● What you should do
What is the number of lines in these entries that include "color"? Write that number and no other text.

● Supplied records
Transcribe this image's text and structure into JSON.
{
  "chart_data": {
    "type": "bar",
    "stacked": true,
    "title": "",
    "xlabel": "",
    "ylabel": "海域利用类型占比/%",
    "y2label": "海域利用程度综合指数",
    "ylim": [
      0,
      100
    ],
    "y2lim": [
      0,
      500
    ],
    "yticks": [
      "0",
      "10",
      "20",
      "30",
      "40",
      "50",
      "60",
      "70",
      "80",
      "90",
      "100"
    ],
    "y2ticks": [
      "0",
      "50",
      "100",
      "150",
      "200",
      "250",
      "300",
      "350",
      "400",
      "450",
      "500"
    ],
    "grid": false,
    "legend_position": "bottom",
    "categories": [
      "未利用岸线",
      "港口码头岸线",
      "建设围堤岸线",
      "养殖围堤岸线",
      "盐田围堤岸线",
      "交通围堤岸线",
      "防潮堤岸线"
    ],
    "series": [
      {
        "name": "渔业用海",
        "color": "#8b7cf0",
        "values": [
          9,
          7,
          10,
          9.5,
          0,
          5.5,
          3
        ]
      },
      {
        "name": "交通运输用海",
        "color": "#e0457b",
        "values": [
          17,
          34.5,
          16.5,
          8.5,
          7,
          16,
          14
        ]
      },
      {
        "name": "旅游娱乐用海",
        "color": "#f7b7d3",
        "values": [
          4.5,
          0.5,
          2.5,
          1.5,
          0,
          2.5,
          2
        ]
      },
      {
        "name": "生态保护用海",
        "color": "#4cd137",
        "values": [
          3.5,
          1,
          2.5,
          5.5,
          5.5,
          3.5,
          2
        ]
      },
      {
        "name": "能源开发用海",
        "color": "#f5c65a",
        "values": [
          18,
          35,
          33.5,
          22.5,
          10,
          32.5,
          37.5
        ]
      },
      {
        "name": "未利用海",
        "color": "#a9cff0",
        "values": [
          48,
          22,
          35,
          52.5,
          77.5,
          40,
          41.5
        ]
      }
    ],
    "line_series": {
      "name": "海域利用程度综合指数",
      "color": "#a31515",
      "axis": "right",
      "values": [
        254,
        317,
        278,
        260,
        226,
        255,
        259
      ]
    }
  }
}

● Answer below
7